— Given entries —
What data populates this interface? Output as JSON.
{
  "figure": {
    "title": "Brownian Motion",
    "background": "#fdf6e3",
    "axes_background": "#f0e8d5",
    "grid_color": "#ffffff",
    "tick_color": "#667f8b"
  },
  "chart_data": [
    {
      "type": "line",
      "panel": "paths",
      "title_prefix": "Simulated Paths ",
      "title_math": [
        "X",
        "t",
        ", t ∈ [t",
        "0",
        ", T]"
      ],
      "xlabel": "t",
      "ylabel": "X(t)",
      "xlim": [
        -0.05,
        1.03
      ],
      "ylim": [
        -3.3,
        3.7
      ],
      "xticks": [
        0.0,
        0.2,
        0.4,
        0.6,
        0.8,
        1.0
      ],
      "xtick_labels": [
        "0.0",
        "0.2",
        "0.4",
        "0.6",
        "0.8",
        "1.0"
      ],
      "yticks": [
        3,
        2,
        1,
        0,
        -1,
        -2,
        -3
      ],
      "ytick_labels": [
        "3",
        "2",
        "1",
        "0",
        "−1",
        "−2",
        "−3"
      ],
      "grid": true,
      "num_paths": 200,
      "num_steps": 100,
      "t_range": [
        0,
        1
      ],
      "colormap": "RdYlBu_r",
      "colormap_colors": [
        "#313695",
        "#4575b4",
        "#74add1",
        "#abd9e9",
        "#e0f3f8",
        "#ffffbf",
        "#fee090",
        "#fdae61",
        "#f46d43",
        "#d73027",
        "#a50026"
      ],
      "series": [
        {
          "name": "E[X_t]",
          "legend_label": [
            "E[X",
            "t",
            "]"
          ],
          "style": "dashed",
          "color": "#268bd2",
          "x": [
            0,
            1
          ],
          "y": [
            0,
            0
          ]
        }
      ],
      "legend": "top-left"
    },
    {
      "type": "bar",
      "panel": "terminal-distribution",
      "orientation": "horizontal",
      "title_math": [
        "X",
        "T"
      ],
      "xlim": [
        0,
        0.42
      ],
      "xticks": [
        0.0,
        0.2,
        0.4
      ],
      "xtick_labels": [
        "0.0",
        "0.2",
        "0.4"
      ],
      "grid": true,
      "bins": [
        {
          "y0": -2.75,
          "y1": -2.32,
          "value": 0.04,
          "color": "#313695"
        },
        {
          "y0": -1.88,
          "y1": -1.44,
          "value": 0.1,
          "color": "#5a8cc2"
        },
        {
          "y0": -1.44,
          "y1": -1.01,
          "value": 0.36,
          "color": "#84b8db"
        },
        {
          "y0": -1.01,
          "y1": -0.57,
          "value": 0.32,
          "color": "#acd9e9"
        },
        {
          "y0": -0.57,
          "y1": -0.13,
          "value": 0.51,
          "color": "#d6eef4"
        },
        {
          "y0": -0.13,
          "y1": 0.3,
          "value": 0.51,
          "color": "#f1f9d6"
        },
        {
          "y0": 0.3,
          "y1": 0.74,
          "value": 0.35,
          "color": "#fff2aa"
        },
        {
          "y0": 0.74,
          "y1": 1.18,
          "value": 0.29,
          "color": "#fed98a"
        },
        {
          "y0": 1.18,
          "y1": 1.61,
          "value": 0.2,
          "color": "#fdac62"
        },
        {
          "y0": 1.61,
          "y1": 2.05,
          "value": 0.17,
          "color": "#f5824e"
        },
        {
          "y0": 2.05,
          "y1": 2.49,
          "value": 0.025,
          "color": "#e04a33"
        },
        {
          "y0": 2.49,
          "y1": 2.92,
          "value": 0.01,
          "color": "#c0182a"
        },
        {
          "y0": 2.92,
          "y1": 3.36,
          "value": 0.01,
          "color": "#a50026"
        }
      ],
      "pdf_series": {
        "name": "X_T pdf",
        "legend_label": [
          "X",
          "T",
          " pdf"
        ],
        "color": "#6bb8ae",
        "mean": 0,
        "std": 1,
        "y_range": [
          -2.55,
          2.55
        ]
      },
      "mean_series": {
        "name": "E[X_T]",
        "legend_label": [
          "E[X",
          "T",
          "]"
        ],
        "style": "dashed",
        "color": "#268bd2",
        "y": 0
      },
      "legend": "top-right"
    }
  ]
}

— What you should do —
Could you transcribe the records in full, exactly?

— Solution to this problem —
What data populates this interface? Output as JSON.
{
  "figure": {
    "title": "Brownian Motion",
    "background": "#fdf6e3",
    "axes_background": "#f0e8d5",
    "grid_color": "#ffffff",
    "tick_color": "#667f8b"
  },
  "chart_data": [
    {
      "type": "line",
      "panel": "paths",
      "title_prefix": "Simulated Paths ",
      "title_math": [
        "X",
        "t",
        ", t ∈ [t",
        "0",
        ", T]"
      ],
      "xlabel": "t",
      "ylabel": "X(t)",
      "xlim": [
        -0.05,
        1.03
      ],
      "ylim": [
        -3.3,
        3.7
      ],
      "xticks": [
        0.0,
        0.2,
        0.4,
        0.6,
        0.8,
        1.0
      ],
      "xtick_labels": [
        "0.0",
        "0.2",
        "0.4",
        "0.6",
        "0.8",
        "1.0"
      ],
      "yticks": [
        3,
        2,
        1,
        0,
        -1,
        -2,
        -3
      ],
      "ytick_labels": [
        "3",
        "2",
        "1",
        "0",
        "−1",
        "−2",
        "−3"
      ],
      "grid": true,
      "num_paths": 200,
      "num_steps": 100,
      "t_range": [
        0,
        1
      ],
      "colormap": "RdYlBu_r",
      "colormap_colors": [
        "#313695",
        "#4575b4",
        "#74add1",
        "#abd9e9",
        "#e0f3f8",
        "#ffffbf",
        "#fee090",
        "#fdae61",
        "#f46d43",
        "#d73027",
        "#a50026"
      ],
      "series": [
        {
          "name": "E[X_t]",
          "legend_label": [
            "E[X",
            "t",
            "]"
          ],
          "style": "dashed",
          "color": "#268bd2",
          "x": [
            0,
            1
          ],
          "y": [
            0,
            0
          ]
        }
      ],
      "legend": "top-left"
    },
    {
      "type": "bar",
      "panel": "terminal-distribution",
      "orientation": "horizontal",
      "title_math": [
        "X",
        "T"
      ],
      "xlim": [
        0,
        0.42
      ],
      "xticks": [
        0.0,
        0.2,
        0.4
      ],
      "xtick_labels": [
        "0.0",
        "0.2",
        "0.4"
      ],
      "grid": true,
      "bins": [
        {
          "y0": -2.75,
          "y1": -2.32,
          "value": 0.04,
          "color": "#313695"
        },
        {
          "y0": -1.88,
          "y1": -1.44,
          "value": 0.1,
          "color": "#5a8cc2"
        },
        {
          "y0": -1.44,
          "y1": -1.01,
          "value": 0.36,
          "color": "#84b8db"
        },
        {
          "y0": -1.01,
          "y1": -0.57,
          "value": 0.32,
          "color": "#acd9e9"
        },
        {
          "y0": -0.57,
          "y1": -0.13,
          "value": 0.51,
          "color": "#d6eef4"
        },
        {
          "y0": -0.13,
          "y1": 0.3,
          "value": 0.51,
          "color": "#f1f9d6"
        },
        {
          "y0": 0.3,
          "y1": 0.74,
          "value": 0.35,
          "color": "#fff2aa"
        },
        {
          "y0": 0.74,
          "y1": 1.18,
          "value": 0.29,
          "color": "#fed98a"
        },
        {
          "y0": 1.18,
          "y1": 1.61,
          "value": 0.2,
          "color": "#fdac62"
        },
        {
          "y0": 1.61,
          "y1": 2.05,
          "value": 0.17,
          "color": "#f5824e"
        },
        {
          "y0": 2.05,
          "y1": 2.49,
          "value": 0.025,
          "color": "#e04a33"
        },
        {
          "y0": 2.49,
          "y1": 2.92,
          "value": 0.01,
          "color": "#c0182a"
        },
        {
          "y0": 2.92,
          "y1": 3.36,
          "value": 0.01,
          "color": "#a50026"
        }
      ],
      "pdf_series": {
        "name": "X_T pdf",
        "legend_label": [
          "X",
          "T",
          " pdf"
        ],
        "color": "#6bb8ae",
        "mean": 0,
        "std": 1,
        "y_range": [
          -2.55,
          2.55
        ]
      },
      "mean_series": {
        "name": "E[X_T]",
        "legend_label": [
          "E[X",
          "T",
          "]"
        ],
        "style": "dashed",
        "color": "#268bd2",
        "y": 0
      },
      "legend": "top-right"
    }
  ]
}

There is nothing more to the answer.